# Exercise description
Each record below is to be copied word for word, with pictures removed.

# Working data
____

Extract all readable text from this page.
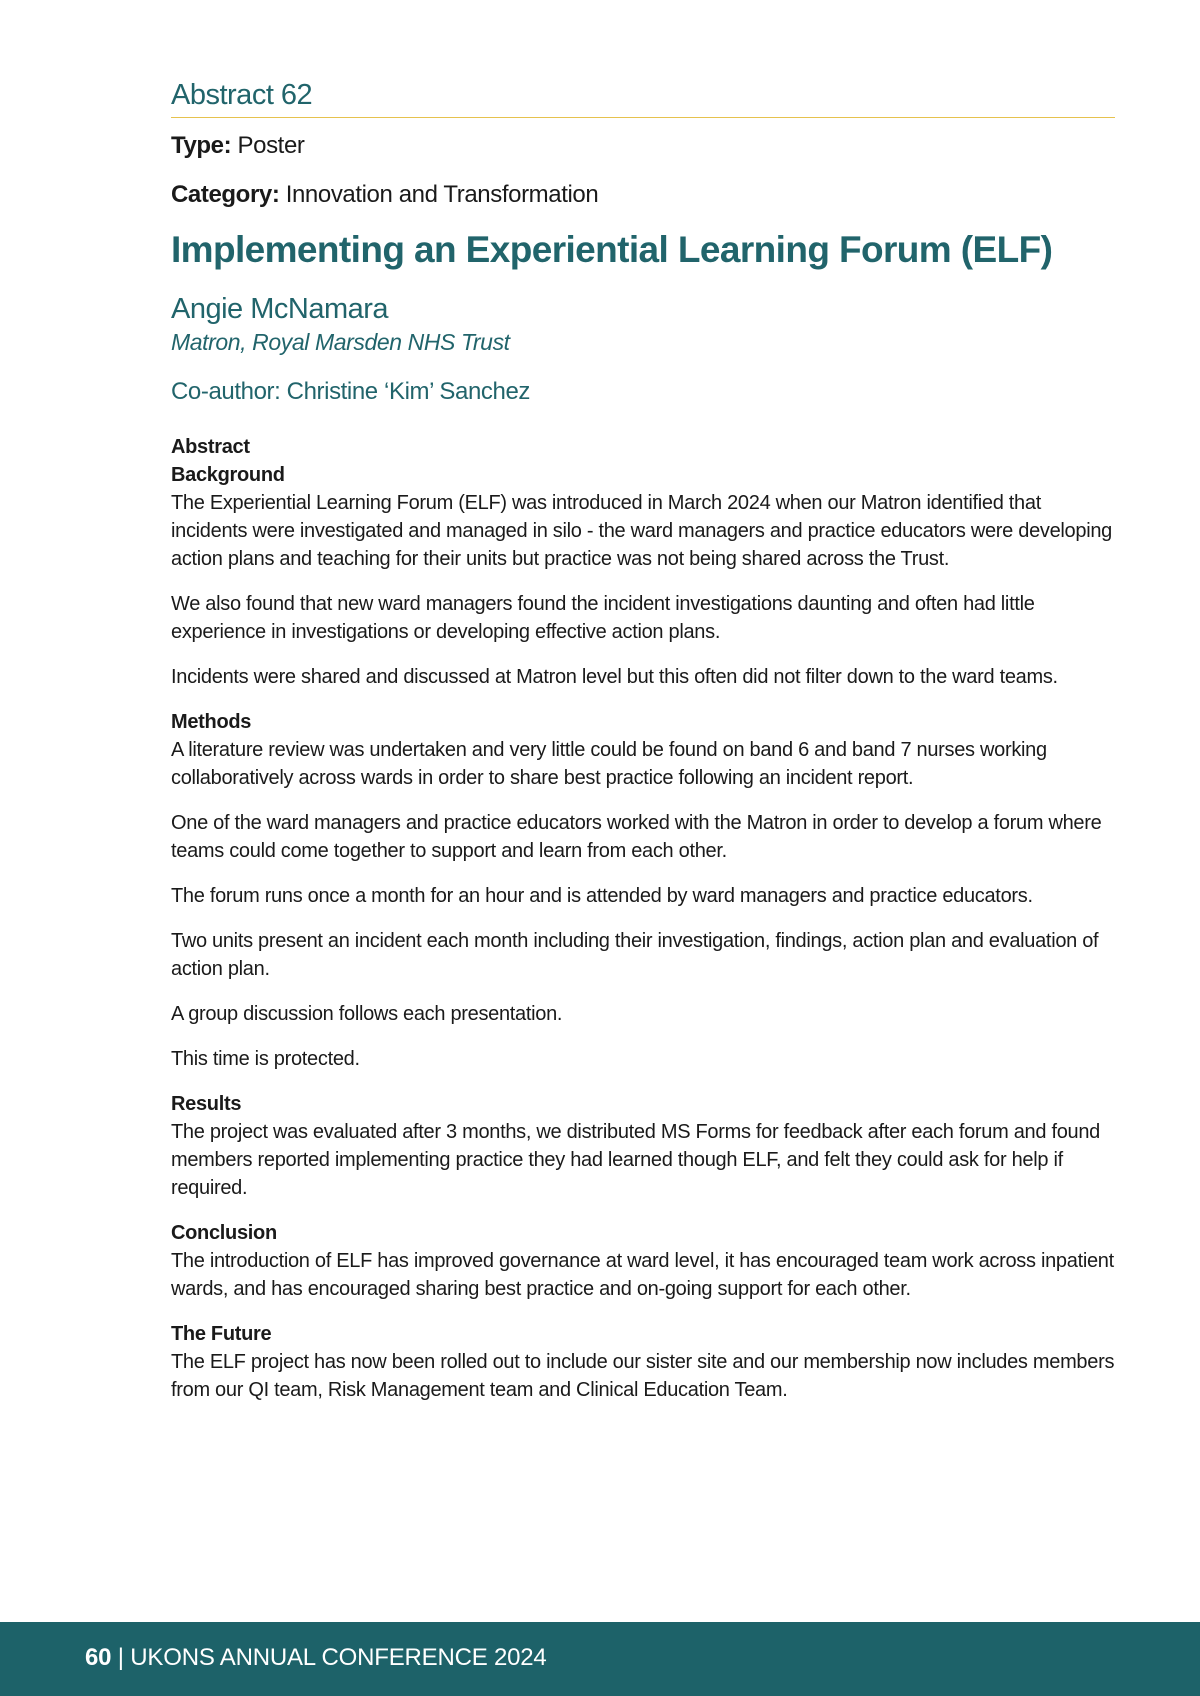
Abstract 62
Type: Poster
Category: Innovation and Transformation
Implementing an Experiential Learning Forum (ELF)
Angie McNamara
Matron, Royal Marsden NHS Trust
Co-author: Christine ‘Kim’ Sanchez
Abstract
Background

The Experiential Learning Forum (ELF) was introduced in March 2024 when our Matron identified that incidents were investigated and managed in silo - the ward managers and practice educators were developing action plans and teaching for their units but practice was not being shared across the Trust.

We also found that new ward managers found the incident investigations daunting and often had little experience in investigations or developing effective action plans.

Incidents were shared and discussed at Matron level but this often did not filter down to the ward teams.

Methods

A literature review was undertaken and very little could be found on band 6 and band 7 nurses working collaboratively across wards in order to share best practice following an incident report.

One of the ward managers and practice educators worked with the Matron in order to develop a forum where teams could come together to support and learn from each other.

The forum runs once a month for an hour and is attended by ward managers and practice educators.

Two units present an incident each month including their investigation, findings, action plan and evaluation of action plan.

A group discussion follows each presentation.

This time is protected.

Results

The project was evaluated after 3 months, we distributed MS Forms for feedback after each forum and found members reported implementing practice they had learned though ELF, and felt they could ask for help if required.

Conclusion

The introduction of ELF has improved governance at ward level, it has encouraged team work across inpatient wards, and has encouraged sharing best practice and on-going support for each other.

The Future

The ELF project has now been rolled out to include our sister site and our membership now includes members from our QI team, Risk Management team and Clinical Education Team.

60 | UKONS ANNUAL CONFERENCE 2024
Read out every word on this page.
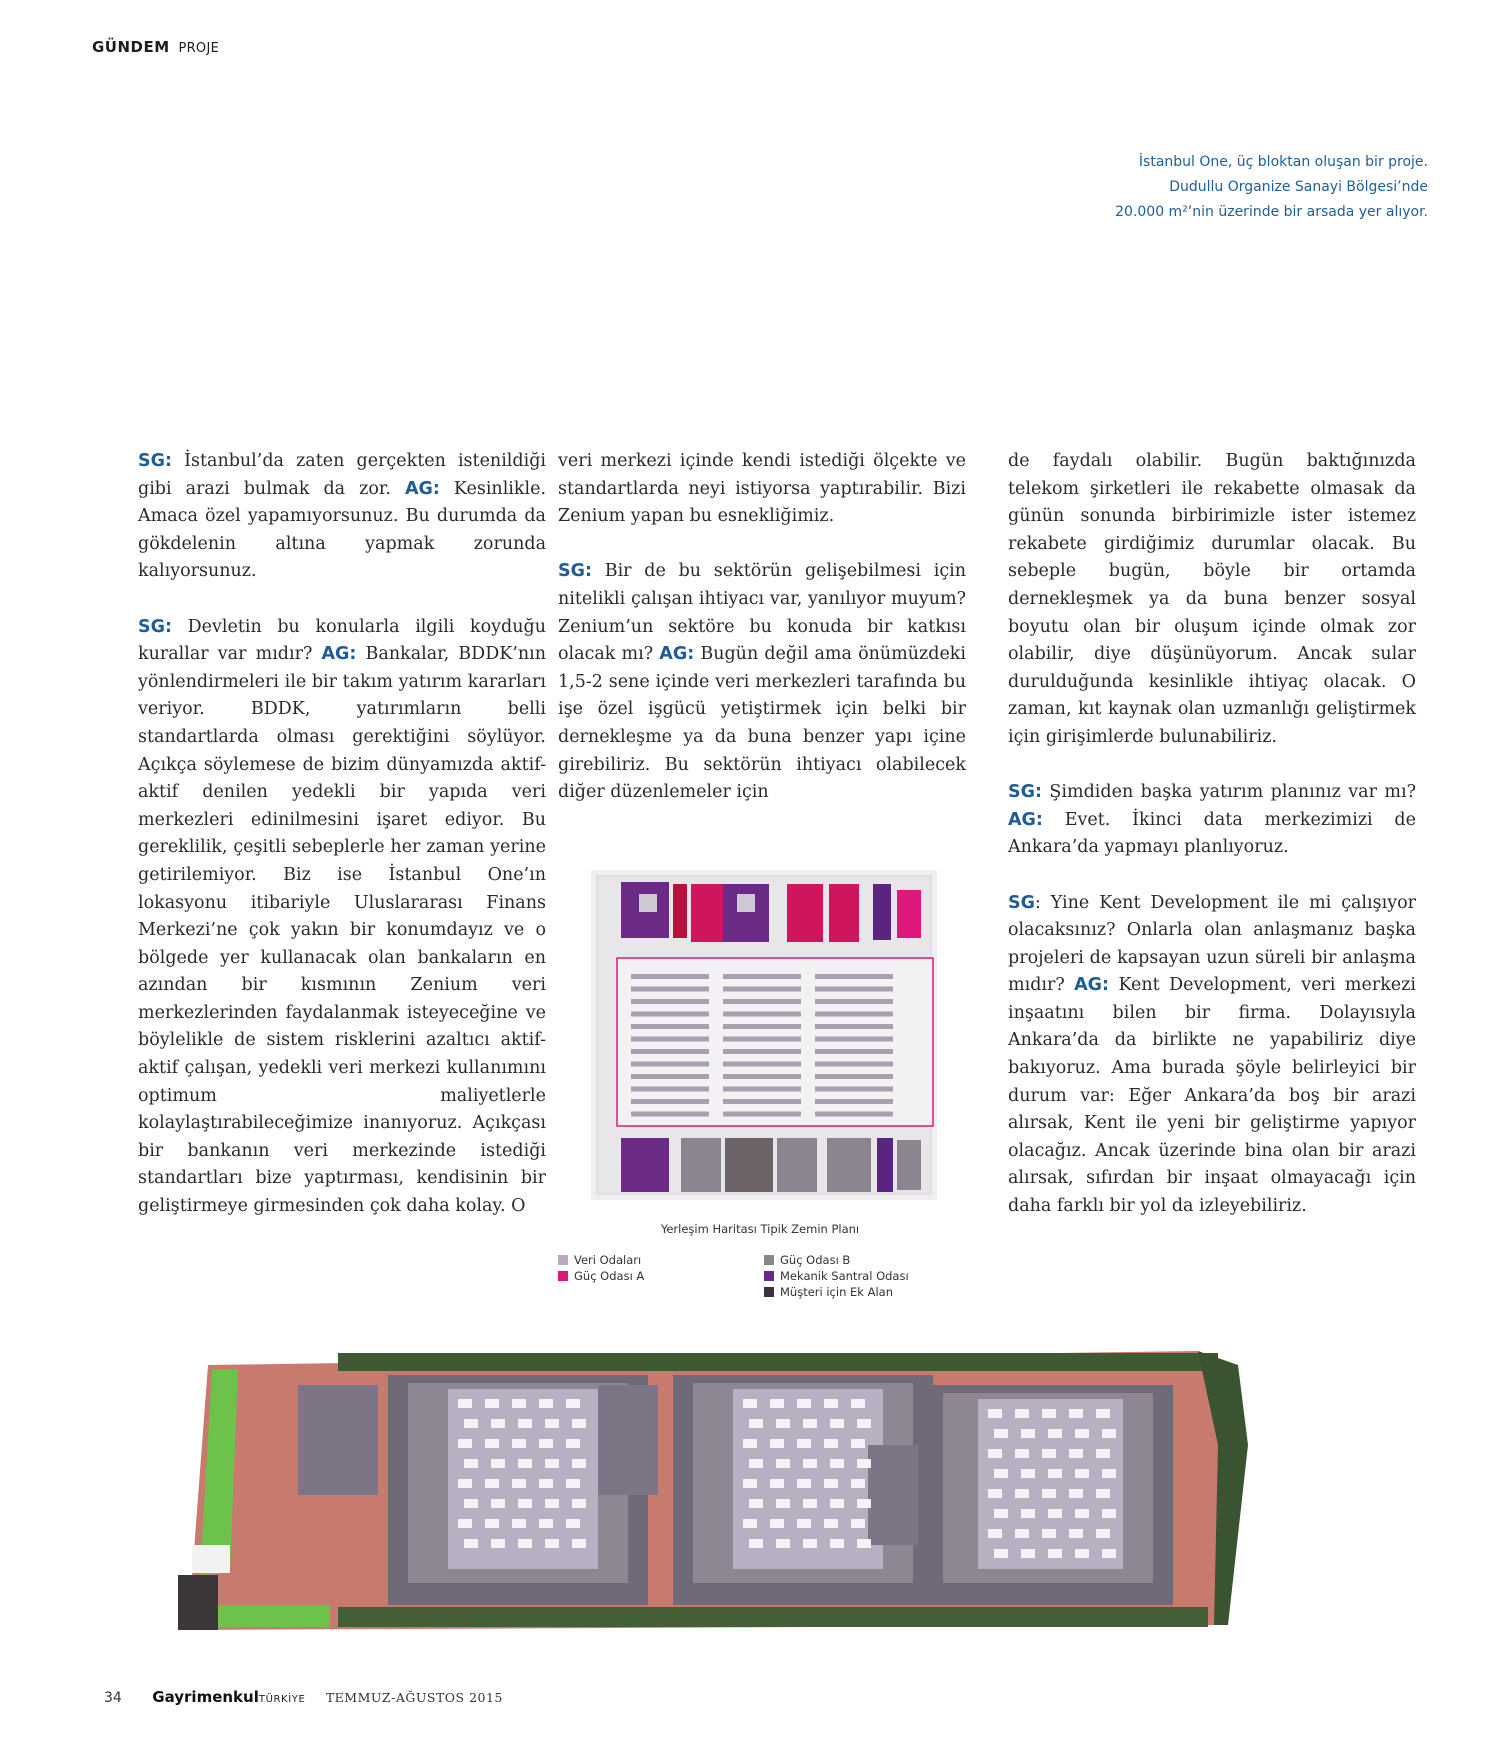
GÜNDEM PROJE
İstanbul One, üç bloktan oluşan bir proje.
Dudullu Organize Sanayi Bölgesi’nde
20.000 m²’nin üzerinde bir arsada yer alıyor.

SG: İstanbul’da zaten gerçekten istenildiği gibi arazi bulmak da zor. AG: Kesinlikle. Amaca özel yapamıyorsunuz. Bu durumda da gökdelenin altına yapmak zorunda kalıyorsunuz.

SG: Devletin bu konularla ilgili koyduğu kurallar var mıdır? AG: Bankalar, BDDK’nın yönlendirmeleri ile bir takım yatırım kararları veriyor. BDDK, yatırımların belli standartlarda olması gerektiğini söylüyor. Açıkça söylemese de bizim dünyamızda aktif-aktif denilen yedekli bir yapıda veri merkezleri edinilmesini işaret ediyor. Bu gereklilik, çeşitli sebeplerle her zaman yerine getirilemiyor. Biz ise İstanbul One’ın lokasyonu itibariyle Uluslararası Finans Merkezi’ne çok yakın bir konumdayız ve o bölgede yer kullanacak olan bankaların en azından bir kısmının Zenium veri merkezlerinden faydalanmak isteyeceğine ve böylelikle de sistem risklerini azaltıcı aktif-aktif çalışan, yedekli veri merkezi kullanımını optimum maliyetlerle kolaylaştırabileceğimize inanıyoruz. Açıkçası bir bankanın veri merkezinde istediği standartları bize yaptırması, kendisinin bir geliştirmeye girmesinden çok daha kolay. O

veri merkezi içinde kendi istediği ölçekte ve standartlarda neyi istiyorsa yaptırabilir. Bizi Zenium yapan bu esnekliğimiz.

SG: Bir de bu sektörün gelişebilmesi için nitelikli çalışan ihtiyacı var, yanılıyor muyum? Zenium’un sektöre bu konuda bir katkısı olacak mı? AG: Bugün değil ama önümüzdeki 1,5-2 sene içinde veri merkezleri tarafında bu işe özel işgücü yetiştirmek için belki bir dernekleşme ya da buna benzer yapı içine girebiliriz. Bu sektörün ihtiyacı olabilecek diğer düzenlemeler için

de faydalı olabilir. Bugün baktığınızda telekom şirketleri ile rekabette olmasak da günün sonunda birbirimizle ister istemez rekabete girdiğimiz durumlar olacak. Bu sebeple bugün, böyle bir ortamda dernekleşmek ya da buna benzer sosyal boyutu olan bir oluşum içinde olmak zor olabilir, diye düşünüyorum. Ancak sular durulduğunda kesinlikle ihtiyaç olacak. O zaman, kıt kaynak olan uzmanlığı geliştirmek için girişimlerde bulunabiliriz.

SG: Şimdiden başka yatırım planınız var mı? AG: Evet. İkinci data merkezimizi de Ankara’da yapmayı planlıyoruz.

SG: Yine Kent Development ile mi çalışıyor olacaksınız? Onlarla olan anlaşmanız başka projeleri de kapsayan uzun süreli bir anlaşma mıdır? AG: Kent Development, veri merkezi inşaatını bilen bir firma. Dolayısıyla Ankara’da da birlikte ne yapabiliriz diye bakıyoruz. Ama burada şöyle belirleyici bir durum var: Eğer Ankara’da boş bir arazi alırsak, Kent ile yeni bir geliştirme yapıyor olacağız. Ancak üzerinde bina olan bir arazi alırsak, sıfırdan bir inşaat olmayacağı için daha farklı bir yol da izleyebiliriz.

Yerleşim Haritası Tipik Zemin Planı
Veri Odaları
Güç Odası A
Güç Odası B
Mekanik Santral Odası
Müşteri için Ek Alan
34 GayrimenkulTÜRKİYE TEMMUZ-AĞUSTOS 2015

____

# Output of the exercise
Extract all readable text from this page.
Abstract 62
Type: Poster
Category: Innovation and Transformation
Implementing an Experiential Learning Forum (ELF)
Angie McNamara
Matron, Royal Marsden NHS Trust
Co-author: Christine ‘Kim’ Sanchez
Abstract
Background

The Experiential Learning Forum (ELF) was introduced in March 2024 when our Matron identified that incidents were investigated and managed in silo - the ward managers and practice educators were developing action plans and teaching for their units but practice was not being shared across the Trust.

We also found that new ward managers found the incident investigations daunting and often had little experience in investigations or developing effective action plans.

Incidents were shared and discussed at Matron level but this often did not filter down to the ward teams.

Methods

A literature review was undertaken and very little could be found on band 6 and band 7 nurses working collaboratively across wards in order to share best practice following an incident report.

One of the ward managers and practice educators worked with the Matron in order to develop a forum where teams could come together to support and learn from each other.

The forum runs once a month for an hour and is attended by ward managers and practice educators.

Two units present an incident each month including their investigation, findings, action plan and evaluation of action plan.

A group discussion follows each presentation.

This time is protected.

Results

The project was evaluated after 3 months, we distributed MS Forms for feedback after each forum and found members reported implementing practice they had learned though ELF, and felt they could ask for help if required.

Conclusion

The introduction of ELF has improved governance at ward level, it has encouraged team work across inpatient wards, and has encouraged sharing best practice and on-going support for each other.

The Future

The ELF project has now been rolled out to include our sister site and our membership now includes members from our QI team, Risk Management team and Clinical Education Team.

60 | UKONS ANNUAL CONFERENCE 2024
Read out every word on this page.
GÜNDEM PROJE
İstanbul One, üç bloktan oluşan bir proje.
Dudullu Organize Sanayi Bölgesi’nde
20.000 m²’nin üzerinde bir arsada yer alıyor.

SG: İstanbul’da zaten gerçekten istenildiği gibi arazi bulmak da zor. AG: Kesinlikle. Amaca özel yapamıyorsunuz. Bu durumda da gökdelenin altına yapmak zorunda kalıyorsunuz.

SG: Devletin bu konularla ilgili koyduğu kurallar var mıdır? AG: Bankalar, BDDK’nın yönlendirmeleri ile bir takım yatırım kararları veriyor. BDDK, yatırımların belli standartlarda olması gerektiğini söylüyor. Açıkça söylemese de bizim dünyamızda aktif-aktif denilen yedekli bir yapıda veri merkezleri edinilmesini işaret ediyor. Bu gereklilik, çeşitli sebeplerle her zaman yerine getirilemiyor. Biz ise İstanbul One’ın lokasyonu itibariyle Uluslararası Finans Merkezi’ne çok yakın bir konumdayız ve o bölgede yer kullanacak olan bankaların en azından bir kısmının Zenium veri merkezlerinden faydalanmak isteyeceğine ve böylelikle de sistem risklerini azaltıcı aktif-aktif çalışan, yedekli veri merkezi kullanımını optimum maliyetlerle kolaylaştırabileceğimize inanıyoruz. Açıkçası bir bankanın veri merkezinde istediği standartları bize yaptırması, kendisinin bir geliştirmeye girmesinden çok daha kolay. O

veri merkezi içinde kendi istediği ölçekte ve standartlarda neyi istiyorsa yaptırabilir. Bizi Zenium yapan bu esnekliğimiz.

SG: Bir de bu sektörün gelişebilmesi için nitelikli çalışan ihtiyacı var, yanılıyor muyum? Zenium’un sektöre bu konuda bir katkısı olacak mı? AG: Bugün değil ama önümüzdeki 1,5-2 sene içinde veri merkezleri tarafında bu işe özel işgücü yetiştirmek için belki bir dernekleşme ya da buna benzer yapı içine girebiliriz. Bu sektörün ihtiyacı olabilecek diğer düzenlemeler için

de faydalı olabilir. Bugün baktığınızda telekom şirketleri ile rekabette olmasak da günün sonunda birbirimizle ister istemez rekabete girdiğimiz durumlar olacak. Bu sebeple bugün, böyle bir ortamda dernekleşmek ya da buna benzer sosyal boyutu olan bir oluşum içinde olmak zor olabilir, diye düşünüyorum. Ancak sular durulduğunda kesinlikle ihtiyaç olacak. O zaman, kıt kaynak olan uzmanlığı geliştirmek için girişimlerde bulunabiliriz.

SG: Şimdiden başka yatırım planınız var mı? AG: Evet. İkinci data merkezimizi de Ankara’da yapmayı planlıyoruz.

SG: Yine Kent Development ile mi çalışıyor olacaksınız? Onlarla olan anlaşmanız başka projeleri de kapsayan uzun süreli bir anlaşma mıdır? AG: Kent Development, veri merkezi inşaatını bilen bir firma. Dolayısıyla Ankara’da da birlikte ne yapabiliriz diye bakıyoruz. Ama burada şöyle belirleyici bir durum var: Eğer Ankara’da boş bir arazi alırsak, Kent ile yeni bir geliştirme yapıyor olacağız. Ancak üzerinde bina olan bir arazi alırsak, sıfırdan bir inşaat olmayacağı için daha farklı bir yol da izleyebiliriz.

Yerleşim Haritası Tipik Zemin Planı
Veri Odaları
Güç Odası A
Güç Odası B
Mekanik Santral Odası
Müşteri için Ek Alan
34 GayrimenkulTÜRKİYE TEMMUZ-AĞUSTOS 2015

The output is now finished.